• EXCERPT
========
6. I want to celebrate my son like any proud parent, even if it is a bit unconventional.
I want to show you the pictures of him that we treasure. I want to show you the toys he received from friends in different corners of the world. When you come to town for a visit, I want to take you to see his grave. And, on his birthday, I want you to send your well wishes or condolences to show that you remember (but please don't send a card with how old he would be as that painful reminder might just ruin me). And, yes, reach out on his death day too, because no matter how many years have passed, it is going to be a hard day and I'm going to want support.
7. I'm terrified of forgetting.
Along with losing my son, I fear the secondary loss of my memories with him. His life was so short – too short – that I don't have many days or impactful memories to draw from. Everything becomes important – every time I held him, who his nurses were, what his hair smelled like, whether he had my ears or my husbands, the time he peed all over me, the first time I changed his diaper, the first time he opened his eyes, the warm feeling of his skin against mine. I want to document it all, but I've already forgotten so much. What memories will I be able to recall in 5 years or 20? It is terrifying to imagine that I might someday forget.
8. I feel tremendous guilt for my son’s death.
Could I have done anything to prevent it? No, there was absolutely nothing I could have done differently. Should I feel guilty? My logical brain tells me "No, don’t be stupid," but guilt still takes hold of me. Understand that as his mother I felt it was my primal and primary responsibility to protect him, and I failed. I felt like it was my body's job to bring him to term, and it failed. I felt like my love was supposed to be strong enough to save him, and that failed. I failed because my son didn't survive. If only I was healthier... if only I would have prayed harder... if only I would have known from the beginning that I had a high-risk pregnancy... if only I had held him tighter...if only I had held him for longer... if only... if only... if only... and the guilt carries on.
========
• INPUT RECORDS
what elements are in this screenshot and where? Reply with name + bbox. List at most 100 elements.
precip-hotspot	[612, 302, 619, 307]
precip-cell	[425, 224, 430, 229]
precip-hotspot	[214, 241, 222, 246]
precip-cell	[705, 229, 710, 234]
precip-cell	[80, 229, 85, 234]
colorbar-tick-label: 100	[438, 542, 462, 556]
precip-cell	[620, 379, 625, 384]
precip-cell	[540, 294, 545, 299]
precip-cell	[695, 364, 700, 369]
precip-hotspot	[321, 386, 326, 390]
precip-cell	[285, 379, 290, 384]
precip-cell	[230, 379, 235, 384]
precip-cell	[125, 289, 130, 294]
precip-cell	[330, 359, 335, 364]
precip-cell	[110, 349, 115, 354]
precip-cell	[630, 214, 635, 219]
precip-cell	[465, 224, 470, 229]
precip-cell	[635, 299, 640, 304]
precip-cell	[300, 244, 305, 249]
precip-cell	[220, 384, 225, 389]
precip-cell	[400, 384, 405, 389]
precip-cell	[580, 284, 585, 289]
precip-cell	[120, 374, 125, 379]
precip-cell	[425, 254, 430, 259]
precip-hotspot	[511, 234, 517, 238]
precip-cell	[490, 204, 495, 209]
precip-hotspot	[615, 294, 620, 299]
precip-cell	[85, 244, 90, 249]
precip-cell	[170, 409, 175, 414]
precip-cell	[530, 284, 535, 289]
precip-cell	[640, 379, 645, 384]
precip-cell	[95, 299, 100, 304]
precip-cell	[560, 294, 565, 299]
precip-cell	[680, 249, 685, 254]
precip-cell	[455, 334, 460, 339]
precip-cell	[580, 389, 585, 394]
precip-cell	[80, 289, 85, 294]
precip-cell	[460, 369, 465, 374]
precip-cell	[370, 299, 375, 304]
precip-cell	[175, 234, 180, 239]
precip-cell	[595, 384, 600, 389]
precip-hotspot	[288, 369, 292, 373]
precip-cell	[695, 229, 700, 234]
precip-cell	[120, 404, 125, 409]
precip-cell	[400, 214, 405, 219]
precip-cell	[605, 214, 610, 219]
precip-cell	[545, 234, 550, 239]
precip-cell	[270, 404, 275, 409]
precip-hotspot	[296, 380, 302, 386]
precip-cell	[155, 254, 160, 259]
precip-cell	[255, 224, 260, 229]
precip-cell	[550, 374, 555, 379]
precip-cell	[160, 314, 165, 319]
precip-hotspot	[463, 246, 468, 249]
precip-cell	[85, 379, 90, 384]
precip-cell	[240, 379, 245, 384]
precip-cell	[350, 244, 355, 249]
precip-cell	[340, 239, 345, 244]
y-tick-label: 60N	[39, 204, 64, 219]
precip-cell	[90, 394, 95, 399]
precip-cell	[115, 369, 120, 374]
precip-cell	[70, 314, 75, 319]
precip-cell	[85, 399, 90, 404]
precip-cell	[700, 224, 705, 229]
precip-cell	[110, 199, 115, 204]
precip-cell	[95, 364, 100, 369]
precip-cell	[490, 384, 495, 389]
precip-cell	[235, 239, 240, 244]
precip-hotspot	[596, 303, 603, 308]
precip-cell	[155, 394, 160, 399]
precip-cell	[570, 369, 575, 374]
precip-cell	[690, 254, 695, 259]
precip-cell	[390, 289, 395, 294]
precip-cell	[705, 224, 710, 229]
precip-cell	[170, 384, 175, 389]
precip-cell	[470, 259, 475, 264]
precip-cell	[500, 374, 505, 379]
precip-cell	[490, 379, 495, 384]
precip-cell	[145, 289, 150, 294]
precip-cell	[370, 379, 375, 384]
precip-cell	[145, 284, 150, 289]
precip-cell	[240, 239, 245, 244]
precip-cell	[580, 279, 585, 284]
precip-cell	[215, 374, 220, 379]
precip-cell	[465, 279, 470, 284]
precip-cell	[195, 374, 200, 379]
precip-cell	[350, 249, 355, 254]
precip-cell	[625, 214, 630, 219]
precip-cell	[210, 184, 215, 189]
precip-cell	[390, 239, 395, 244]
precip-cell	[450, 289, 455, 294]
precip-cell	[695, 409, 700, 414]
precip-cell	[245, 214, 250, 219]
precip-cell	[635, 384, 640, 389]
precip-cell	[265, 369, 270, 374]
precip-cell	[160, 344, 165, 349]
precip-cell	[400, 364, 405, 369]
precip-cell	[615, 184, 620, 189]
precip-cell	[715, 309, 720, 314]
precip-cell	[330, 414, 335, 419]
========
• REQUIREMENT A
In the excerpt on losing a son, what does the writer ask people not to send on his birthday?
• REQUIREMENT B
Update the entries from their start through the line containing "379, 625, 384]", replacing "colorbar-tick-label" with "legend-tick-label" and leaving everything else unchanged. Give back only those lines.

• FINAL RESULT A
A card saying how old he would be.

• FINAL RESULT B
what elements are in this screenshot and where? Reply with name + bbox. List at most 100 elements.
precip-hotspot	[612, 302, 619, 307]
precip-cell	[425, 224, 430, 229]
precip-hotspot	[214, 241, 222, 246]
precip-cell	[705, 229, 710, 234]
precip-cell	[80, 229, 85, 234]
legend-tick-label: 100	[438, 542, 462, 556]
precip-cell	[620, 379, 625, 384]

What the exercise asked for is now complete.